(Stored entries)
────────────────────────────────────────

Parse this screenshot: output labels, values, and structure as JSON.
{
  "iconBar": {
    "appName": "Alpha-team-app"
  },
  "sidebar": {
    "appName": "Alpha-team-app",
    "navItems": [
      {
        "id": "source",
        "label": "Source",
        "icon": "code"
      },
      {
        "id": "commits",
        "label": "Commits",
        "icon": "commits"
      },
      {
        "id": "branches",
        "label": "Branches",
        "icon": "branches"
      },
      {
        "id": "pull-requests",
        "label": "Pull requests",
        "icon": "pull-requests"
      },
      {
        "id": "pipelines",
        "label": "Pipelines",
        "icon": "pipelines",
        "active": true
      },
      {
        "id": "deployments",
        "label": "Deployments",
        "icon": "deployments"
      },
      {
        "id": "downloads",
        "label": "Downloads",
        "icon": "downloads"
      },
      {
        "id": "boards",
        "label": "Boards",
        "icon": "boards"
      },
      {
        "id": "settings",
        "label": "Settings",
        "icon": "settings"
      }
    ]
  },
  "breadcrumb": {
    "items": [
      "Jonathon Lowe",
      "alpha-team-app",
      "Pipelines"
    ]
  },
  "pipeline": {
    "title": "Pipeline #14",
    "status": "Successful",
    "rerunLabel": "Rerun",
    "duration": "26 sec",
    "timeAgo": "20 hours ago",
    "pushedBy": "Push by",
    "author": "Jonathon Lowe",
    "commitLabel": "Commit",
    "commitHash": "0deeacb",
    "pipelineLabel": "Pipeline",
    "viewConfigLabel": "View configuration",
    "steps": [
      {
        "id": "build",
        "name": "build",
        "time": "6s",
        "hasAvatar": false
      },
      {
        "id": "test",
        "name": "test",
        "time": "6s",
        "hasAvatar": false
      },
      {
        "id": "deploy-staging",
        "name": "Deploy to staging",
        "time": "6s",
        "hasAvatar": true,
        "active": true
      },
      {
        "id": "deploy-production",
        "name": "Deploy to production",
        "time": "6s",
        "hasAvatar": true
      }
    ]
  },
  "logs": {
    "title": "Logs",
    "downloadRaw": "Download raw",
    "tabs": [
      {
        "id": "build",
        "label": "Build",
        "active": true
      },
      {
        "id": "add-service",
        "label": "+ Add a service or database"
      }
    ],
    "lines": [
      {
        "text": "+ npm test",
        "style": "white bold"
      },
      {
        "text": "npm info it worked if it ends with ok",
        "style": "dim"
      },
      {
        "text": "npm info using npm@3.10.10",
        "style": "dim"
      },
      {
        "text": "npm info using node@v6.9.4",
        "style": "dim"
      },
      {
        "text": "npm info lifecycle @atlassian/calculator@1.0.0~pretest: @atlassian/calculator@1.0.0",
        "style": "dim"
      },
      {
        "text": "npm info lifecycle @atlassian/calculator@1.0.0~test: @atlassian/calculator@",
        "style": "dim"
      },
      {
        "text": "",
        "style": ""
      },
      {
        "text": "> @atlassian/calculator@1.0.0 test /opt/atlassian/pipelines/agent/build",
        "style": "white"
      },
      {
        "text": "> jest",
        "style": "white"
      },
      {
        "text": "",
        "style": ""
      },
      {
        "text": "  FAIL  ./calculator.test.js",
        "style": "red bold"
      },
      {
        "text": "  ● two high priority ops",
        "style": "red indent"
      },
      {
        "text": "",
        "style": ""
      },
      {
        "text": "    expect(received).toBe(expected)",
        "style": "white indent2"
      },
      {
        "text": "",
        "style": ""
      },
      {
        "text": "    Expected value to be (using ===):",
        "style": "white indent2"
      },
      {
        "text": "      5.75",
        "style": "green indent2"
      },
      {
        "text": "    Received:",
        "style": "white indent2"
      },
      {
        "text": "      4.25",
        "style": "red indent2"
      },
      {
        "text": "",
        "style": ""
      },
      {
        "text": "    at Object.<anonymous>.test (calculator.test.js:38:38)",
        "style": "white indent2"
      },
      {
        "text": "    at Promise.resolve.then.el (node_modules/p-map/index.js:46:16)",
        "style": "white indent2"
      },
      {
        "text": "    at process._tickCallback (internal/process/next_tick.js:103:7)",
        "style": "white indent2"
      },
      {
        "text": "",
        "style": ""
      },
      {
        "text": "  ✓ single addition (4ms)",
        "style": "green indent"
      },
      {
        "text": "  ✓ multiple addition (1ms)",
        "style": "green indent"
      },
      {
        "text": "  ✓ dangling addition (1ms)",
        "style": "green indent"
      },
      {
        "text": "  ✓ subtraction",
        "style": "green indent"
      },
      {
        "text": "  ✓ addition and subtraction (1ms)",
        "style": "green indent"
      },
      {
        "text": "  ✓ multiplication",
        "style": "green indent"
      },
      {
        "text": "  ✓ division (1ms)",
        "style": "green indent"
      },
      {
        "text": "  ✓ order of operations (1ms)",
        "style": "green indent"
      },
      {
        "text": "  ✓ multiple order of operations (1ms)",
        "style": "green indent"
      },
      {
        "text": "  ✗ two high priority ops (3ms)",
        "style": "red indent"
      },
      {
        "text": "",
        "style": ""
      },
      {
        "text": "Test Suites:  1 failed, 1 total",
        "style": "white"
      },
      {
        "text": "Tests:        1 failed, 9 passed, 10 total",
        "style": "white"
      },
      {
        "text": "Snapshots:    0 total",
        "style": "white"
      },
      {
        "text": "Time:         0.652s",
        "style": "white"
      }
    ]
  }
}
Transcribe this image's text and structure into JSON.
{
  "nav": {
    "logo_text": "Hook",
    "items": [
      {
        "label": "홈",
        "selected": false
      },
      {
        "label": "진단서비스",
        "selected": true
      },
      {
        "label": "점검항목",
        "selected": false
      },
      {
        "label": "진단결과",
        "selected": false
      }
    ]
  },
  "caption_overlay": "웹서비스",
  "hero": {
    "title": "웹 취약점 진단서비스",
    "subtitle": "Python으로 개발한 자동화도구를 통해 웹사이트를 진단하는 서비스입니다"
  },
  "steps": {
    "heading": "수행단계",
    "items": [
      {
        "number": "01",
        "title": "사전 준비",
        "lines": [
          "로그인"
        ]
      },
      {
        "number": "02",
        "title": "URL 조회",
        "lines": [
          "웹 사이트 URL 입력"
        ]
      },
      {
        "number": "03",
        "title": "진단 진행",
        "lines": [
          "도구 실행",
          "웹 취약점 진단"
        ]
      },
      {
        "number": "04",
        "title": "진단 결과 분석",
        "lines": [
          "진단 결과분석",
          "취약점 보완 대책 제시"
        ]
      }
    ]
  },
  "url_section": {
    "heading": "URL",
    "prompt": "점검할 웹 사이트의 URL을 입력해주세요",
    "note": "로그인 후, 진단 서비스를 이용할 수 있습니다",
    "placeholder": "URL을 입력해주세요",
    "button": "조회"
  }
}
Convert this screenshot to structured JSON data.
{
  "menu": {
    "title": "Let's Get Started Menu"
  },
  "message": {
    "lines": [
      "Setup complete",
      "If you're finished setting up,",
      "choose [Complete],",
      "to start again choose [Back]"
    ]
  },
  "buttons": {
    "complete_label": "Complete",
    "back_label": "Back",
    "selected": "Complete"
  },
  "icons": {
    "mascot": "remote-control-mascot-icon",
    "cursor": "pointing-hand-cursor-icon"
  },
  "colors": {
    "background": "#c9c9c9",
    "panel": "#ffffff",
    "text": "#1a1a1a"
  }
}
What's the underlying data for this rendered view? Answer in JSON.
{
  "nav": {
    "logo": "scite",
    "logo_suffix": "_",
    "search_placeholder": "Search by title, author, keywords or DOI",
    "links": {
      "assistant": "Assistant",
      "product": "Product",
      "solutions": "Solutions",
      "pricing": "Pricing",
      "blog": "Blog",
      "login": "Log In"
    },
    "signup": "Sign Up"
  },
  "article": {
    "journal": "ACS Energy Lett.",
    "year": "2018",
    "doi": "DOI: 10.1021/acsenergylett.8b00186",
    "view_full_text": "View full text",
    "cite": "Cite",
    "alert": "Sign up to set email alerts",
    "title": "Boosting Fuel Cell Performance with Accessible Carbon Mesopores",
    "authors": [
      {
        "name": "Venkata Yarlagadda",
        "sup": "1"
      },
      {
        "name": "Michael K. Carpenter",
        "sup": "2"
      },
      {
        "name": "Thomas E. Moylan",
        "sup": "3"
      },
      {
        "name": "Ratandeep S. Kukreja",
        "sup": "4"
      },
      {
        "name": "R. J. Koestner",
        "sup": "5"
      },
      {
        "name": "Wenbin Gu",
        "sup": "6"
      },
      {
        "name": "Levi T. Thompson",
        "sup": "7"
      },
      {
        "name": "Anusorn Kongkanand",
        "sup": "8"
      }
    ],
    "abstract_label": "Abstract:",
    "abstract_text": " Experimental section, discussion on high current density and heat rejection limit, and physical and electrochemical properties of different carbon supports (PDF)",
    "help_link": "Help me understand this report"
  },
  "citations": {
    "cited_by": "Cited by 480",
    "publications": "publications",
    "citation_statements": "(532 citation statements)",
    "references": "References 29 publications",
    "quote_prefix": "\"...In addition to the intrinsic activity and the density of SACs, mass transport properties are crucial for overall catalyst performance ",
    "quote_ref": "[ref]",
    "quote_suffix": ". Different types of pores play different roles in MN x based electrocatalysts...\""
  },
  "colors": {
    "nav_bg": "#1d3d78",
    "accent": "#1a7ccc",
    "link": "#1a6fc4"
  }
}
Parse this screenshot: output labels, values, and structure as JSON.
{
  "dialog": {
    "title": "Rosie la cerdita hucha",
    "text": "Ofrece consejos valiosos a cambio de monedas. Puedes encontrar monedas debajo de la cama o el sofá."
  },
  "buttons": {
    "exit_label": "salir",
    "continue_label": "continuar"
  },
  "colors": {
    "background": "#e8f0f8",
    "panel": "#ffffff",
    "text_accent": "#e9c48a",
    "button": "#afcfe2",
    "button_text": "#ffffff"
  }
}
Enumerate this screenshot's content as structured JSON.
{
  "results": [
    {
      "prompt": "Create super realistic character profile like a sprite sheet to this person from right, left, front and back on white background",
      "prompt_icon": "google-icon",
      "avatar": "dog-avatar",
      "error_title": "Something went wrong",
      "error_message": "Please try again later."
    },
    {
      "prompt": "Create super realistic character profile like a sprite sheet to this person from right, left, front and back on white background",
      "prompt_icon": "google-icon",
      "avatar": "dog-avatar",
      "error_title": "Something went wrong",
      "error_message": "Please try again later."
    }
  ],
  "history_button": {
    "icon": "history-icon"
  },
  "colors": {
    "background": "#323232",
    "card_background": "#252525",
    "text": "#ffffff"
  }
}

────────────────────────────────────────

**Directions for this task:**
Set out every line from the material that contains the string "operations".

**Solution for this task:**
        "text": "  ✓ order of operations (1ms)",
        "text": "  ✓ multiple order of operations (1ms)",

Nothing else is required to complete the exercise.